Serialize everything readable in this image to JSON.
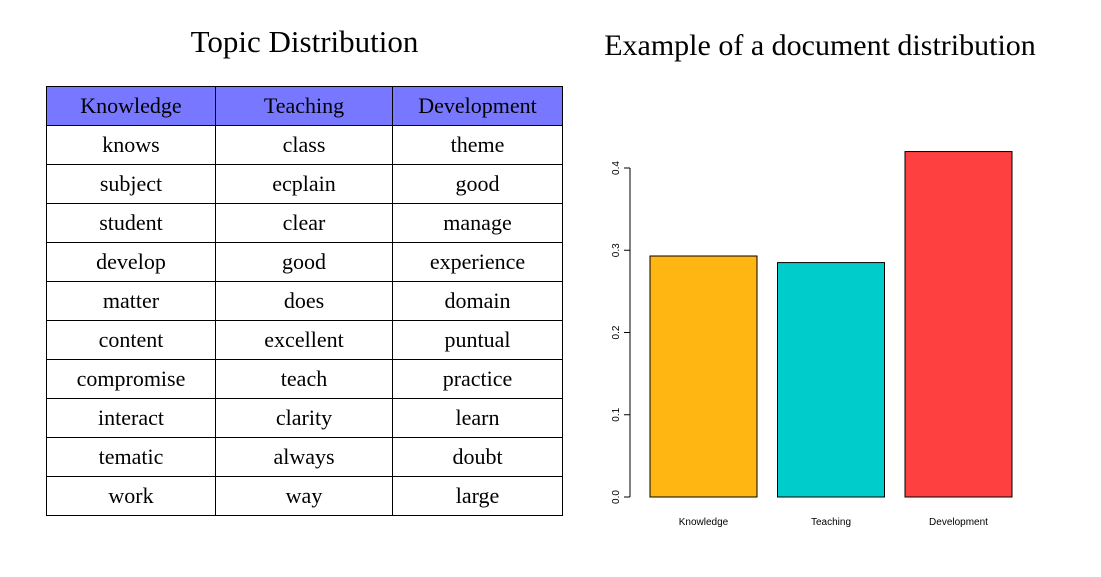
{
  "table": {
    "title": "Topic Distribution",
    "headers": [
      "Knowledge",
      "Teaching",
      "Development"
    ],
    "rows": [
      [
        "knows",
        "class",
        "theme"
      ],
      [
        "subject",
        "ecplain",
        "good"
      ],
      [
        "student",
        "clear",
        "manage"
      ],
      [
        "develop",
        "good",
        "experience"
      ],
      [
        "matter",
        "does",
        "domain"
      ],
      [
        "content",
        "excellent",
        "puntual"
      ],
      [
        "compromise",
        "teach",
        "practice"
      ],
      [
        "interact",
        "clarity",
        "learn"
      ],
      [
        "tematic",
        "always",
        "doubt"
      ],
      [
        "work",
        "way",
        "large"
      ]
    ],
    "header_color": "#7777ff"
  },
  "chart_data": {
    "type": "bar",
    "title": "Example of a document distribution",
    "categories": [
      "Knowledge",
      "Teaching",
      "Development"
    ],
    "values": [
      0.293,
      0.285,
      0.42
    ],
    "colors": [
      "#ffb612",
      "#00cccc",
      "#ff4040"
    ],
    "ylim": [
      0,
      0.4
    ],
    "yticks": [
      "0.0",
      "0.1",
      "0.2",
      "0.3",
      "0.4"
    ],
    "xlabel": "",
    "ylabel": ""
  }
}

--

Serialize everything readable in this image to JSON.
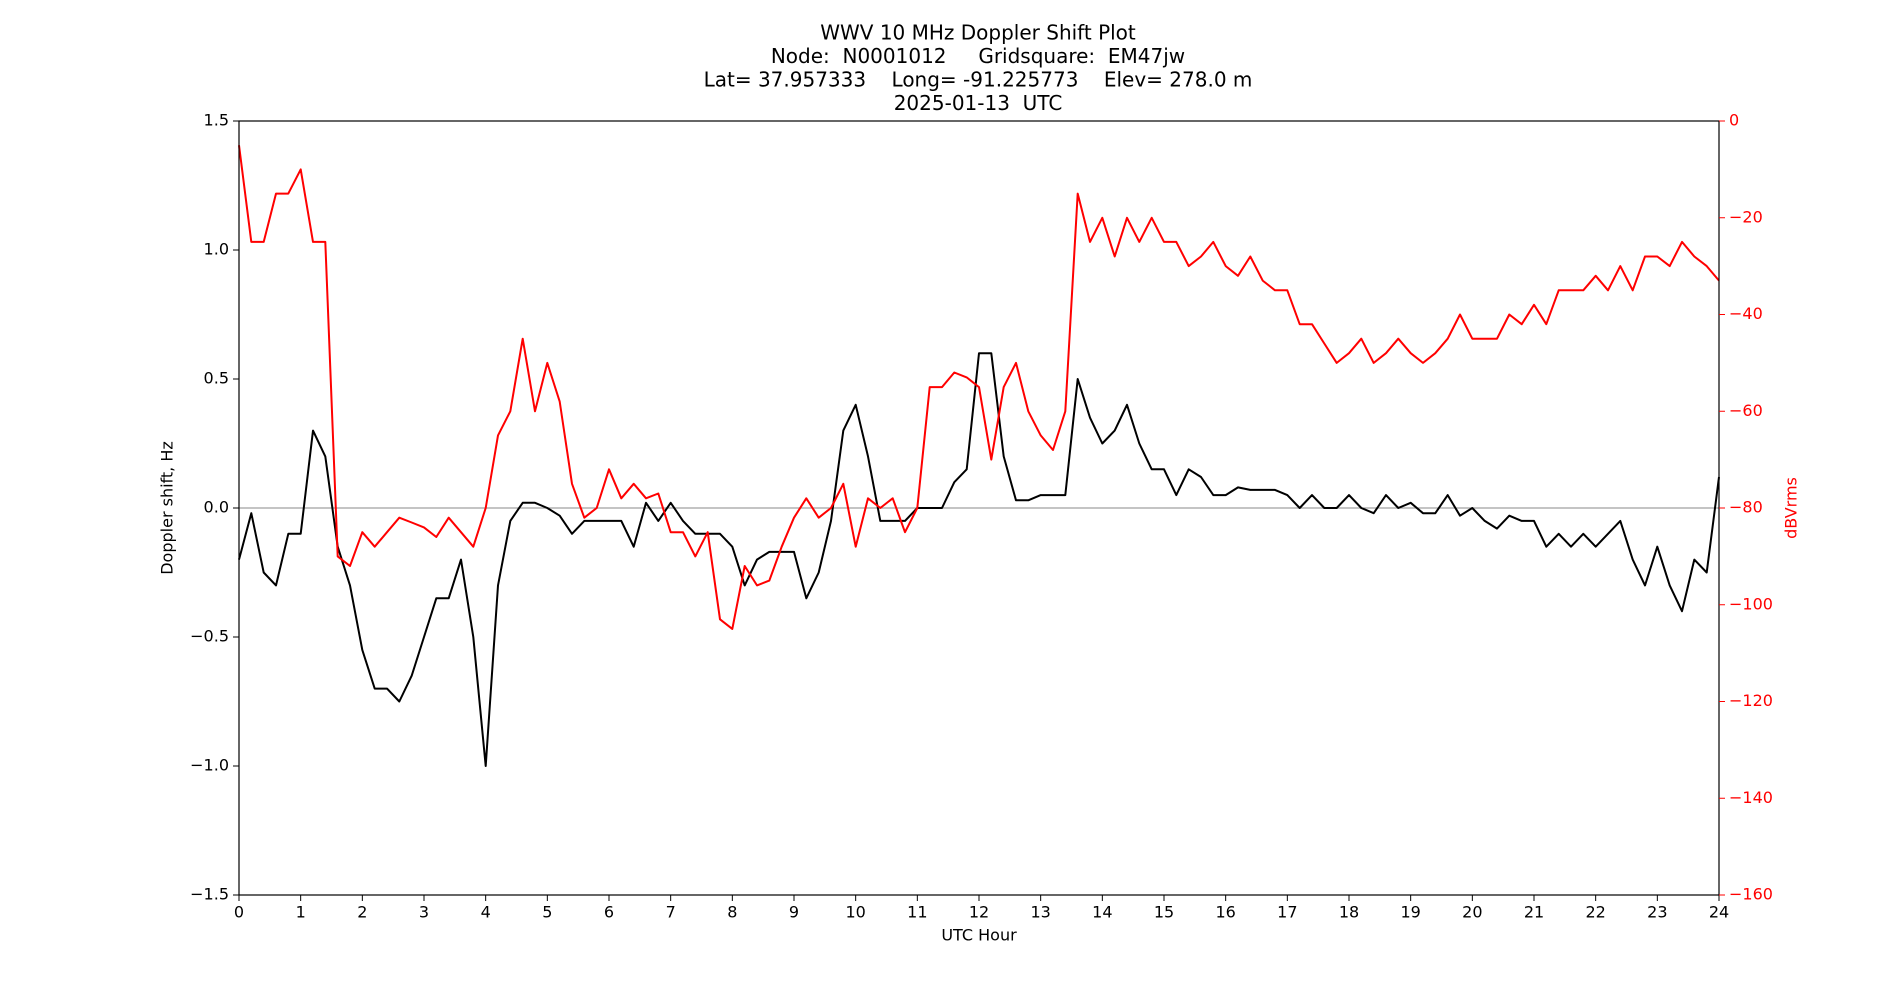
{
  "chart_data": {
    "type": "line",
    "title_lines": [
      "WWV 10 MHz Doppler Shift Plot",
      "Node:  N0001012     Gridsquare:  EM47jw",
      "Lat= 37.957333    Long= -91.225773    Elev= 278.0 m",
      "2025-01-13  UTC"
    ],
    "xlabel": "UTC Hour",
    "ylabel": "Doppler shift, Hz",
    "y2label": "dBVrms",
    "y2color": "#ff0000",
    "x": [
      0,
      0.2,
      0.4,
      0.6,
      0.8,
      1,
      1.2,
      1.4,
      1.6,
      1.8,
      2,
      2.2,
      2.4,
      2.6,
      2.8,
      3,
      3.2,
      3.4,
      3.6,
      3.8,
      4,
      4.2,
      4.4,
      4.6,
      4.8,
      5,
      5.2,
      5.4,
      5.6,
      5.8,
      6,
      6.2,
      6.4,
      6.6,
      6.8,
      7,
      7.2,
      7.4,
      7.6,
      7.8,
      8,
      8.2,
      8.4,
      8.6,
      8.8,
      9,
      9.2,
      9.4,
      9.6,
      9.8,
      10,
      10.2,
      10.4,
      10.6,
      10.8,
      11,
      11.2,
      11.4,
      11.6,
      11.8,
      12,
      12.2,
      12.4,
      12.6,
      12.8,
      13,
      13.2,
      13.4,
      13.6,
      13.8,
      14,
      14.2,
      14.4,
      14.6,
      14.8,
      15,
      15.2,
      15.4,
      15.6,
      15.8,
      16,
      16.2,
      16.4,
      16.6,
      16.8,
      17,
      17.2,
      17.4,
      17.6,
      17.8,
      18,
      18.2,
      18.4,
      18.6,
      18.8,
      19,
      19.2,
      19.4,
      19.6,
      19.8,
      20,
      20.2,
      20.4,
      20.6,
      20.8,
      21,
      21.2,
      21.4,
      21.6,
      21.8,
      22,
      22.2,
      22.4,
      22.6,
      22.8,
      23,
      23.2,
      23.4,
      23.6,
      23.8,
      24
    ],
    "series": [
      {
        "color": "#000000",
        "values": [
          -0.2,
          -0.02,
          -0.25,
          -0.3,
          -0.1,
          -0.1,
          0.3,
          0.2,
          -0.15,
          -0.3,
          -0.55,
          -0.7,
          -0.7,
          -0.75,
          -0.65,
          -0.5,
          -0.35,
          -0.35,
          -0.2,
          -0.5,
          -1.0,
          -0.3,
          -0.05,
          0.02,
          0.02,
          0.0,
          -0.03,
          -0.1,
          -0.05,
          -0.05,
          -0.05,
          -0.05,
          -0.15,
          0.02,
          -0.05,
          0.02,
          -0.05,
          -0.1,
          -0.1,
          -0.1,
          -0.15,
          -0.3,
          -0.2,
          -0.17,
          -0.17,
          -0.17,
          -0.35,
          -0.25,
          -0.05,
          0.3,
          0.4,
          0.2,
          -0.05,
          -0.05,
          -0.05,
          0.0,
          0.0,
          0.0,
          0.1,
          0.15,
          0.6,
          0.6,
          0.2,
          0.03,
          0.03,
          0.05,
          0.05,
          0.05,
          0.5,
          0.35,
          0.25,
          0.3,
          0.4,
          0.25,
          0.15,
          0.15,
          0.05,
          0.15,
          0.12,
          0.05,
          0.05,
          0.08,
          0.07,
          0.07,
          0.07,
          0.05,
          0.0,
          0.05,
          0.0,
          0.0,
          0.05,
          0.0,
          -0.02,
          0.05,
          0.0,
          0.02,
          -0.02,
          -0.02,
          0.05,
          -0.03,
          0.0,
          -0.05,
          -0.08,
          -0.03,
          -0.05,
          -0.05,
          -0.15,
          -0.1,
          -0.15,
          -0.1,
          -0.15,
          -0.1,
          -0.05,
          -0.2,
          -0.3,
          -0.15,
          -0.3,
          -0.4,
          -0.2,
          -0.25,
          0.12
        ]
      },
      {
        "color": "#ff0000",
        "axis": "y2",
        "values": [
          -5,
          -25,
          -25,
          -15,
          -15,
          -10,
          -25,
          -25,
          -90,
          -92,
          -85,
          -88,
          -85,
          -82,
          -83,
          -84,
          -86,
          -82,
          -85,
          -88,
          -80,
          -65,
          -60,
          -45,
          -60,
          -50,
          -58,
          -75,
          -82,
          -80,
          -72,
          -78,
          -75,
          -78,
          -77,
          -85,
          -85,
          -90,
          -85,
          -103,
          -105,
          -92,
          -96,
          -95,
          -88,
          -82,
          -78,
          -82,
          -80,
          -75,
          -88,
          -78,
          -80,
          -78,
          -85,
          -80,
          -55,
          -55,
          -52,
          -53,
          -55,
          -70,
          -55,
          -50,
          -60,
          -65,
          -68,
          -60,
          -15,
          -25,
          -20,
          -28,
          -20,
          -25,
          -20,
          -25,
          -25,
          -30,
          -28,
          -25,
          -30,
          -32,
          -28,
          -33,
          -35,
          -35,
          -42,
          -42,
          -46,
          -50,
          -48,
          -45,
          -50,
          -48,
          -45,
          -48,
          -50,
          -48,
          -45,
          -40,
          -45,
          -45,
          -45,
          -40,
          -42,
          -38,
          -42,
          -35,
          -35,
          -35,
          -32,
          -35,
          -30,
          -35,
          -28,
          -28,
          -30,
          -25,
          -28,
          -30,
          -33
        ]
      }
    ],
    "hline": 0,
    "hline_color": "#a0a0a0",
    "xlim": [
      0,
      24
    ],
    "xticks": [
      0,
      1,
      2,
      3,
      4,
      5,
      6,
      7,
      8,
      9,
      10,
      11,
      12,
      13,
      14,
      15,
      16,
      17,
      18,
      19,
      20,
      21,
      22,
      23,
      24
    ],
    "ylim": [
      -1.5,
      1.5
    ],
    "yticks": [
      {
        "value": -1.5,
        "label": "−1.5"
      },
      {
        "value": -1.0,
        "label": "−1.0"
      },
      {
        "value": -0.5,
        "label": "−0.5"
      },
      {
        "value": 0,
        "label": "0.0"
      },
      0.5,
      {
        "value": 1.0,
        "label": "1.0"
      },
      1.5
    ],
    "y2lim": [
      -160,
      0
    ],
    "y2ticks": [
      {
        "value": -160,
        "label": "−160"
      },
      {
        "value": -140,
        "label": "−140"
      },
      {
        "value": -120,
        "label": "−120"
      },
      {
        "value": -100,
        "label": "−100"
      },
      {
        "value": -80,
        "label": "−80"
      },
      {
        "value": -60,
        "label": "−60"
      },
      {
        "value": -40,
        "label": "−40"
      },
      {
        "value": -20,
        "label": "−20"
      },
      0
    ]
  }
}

==

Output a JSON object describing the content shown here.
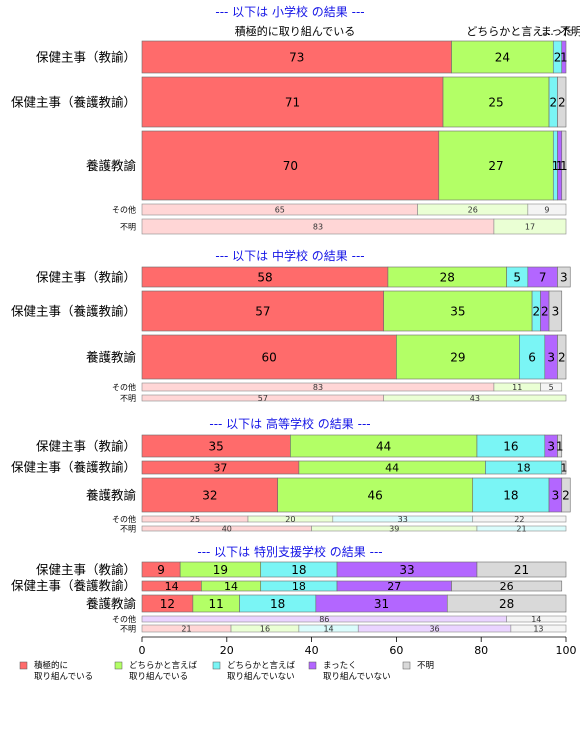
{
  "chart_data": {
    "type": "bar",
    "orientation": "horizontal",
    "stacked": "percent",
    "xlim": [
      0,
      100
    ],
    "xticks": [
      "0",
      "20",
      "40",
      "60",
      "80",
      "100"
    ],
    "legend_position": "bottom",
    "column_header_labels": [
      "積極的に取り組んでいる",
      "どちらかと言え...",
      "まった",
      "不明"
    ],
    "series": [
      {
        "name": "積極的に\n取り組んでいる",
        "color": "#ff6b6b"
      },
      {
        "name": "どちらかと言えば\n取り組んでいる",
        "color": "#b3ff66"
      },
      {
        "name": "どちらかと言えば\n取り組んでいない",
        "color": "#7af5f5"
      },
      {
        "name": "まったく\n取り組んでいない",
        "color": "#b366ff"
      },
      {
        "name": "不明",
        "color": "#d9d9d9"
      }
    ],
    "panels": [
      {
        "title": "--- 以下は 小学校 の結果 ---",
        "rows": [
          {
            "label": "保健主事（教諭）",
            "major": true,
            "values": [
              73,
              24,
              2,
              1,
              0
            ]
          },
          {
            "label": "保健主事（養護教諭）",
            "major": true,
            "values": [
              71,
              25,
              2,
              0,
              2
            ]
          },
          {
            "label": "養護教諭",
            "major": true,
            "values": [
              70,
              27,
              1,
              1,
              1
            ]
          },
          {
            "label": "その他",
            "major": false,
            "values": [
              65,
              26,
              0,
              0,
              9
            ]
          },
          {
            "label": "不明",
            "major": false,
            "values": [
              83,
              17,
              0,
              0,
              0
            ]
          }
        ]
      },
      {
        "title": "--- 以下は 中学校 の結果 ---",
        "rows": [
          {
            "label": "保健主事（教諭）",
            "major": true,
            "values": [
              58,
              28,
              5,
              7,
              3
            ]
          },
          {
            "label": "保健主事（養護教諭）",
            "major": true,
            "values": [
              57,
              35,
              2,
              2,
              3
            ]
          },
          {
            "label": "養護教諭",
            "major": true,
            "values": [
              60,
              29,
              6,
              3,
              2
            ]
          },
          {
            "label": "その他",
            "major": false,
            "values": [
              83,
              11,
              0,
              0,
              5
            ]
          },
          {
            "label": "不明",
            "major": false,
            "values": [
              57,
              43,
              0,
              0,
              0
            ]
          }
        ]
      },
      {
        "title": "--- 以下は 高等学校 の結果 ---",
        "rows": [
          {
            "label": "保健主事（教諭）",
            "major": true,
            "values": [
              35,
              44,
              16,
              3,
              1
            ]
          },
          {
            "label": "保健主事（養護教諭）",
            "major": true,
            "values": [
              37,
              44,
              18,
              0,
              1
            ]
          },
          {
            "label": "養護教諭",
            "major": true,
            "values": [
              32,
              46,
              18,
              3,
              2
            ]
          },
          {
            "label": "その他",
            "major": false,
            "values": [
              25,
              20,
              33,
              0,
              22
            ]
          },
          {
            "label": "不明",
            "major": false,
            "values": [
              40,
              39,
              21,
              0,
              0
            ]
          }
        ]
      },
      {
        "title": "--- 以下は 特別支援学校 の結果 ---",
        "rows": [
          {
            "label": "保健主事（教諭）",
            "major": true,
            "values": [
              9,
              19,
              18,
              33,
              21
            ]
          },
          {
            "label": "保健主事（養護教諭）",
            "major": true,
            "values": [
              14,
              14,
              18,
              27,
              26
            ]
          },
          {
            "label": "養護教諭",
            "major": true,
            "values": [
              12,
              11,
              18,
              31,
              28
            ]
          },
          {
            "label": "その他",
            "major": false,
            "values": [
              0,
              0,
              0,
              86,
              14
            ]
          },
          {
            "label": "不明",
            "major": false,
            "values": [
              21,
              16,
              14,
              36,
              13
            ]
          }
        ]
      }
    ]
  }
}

▸ **GOAL**:
Review the material and copy each line in which the word "Doppler" appears.

▸ **THE OUTPUT**:
      "WWV 10 MHz Doppler Shift Plot",
    "ylabel": "Doppler shift, Hz",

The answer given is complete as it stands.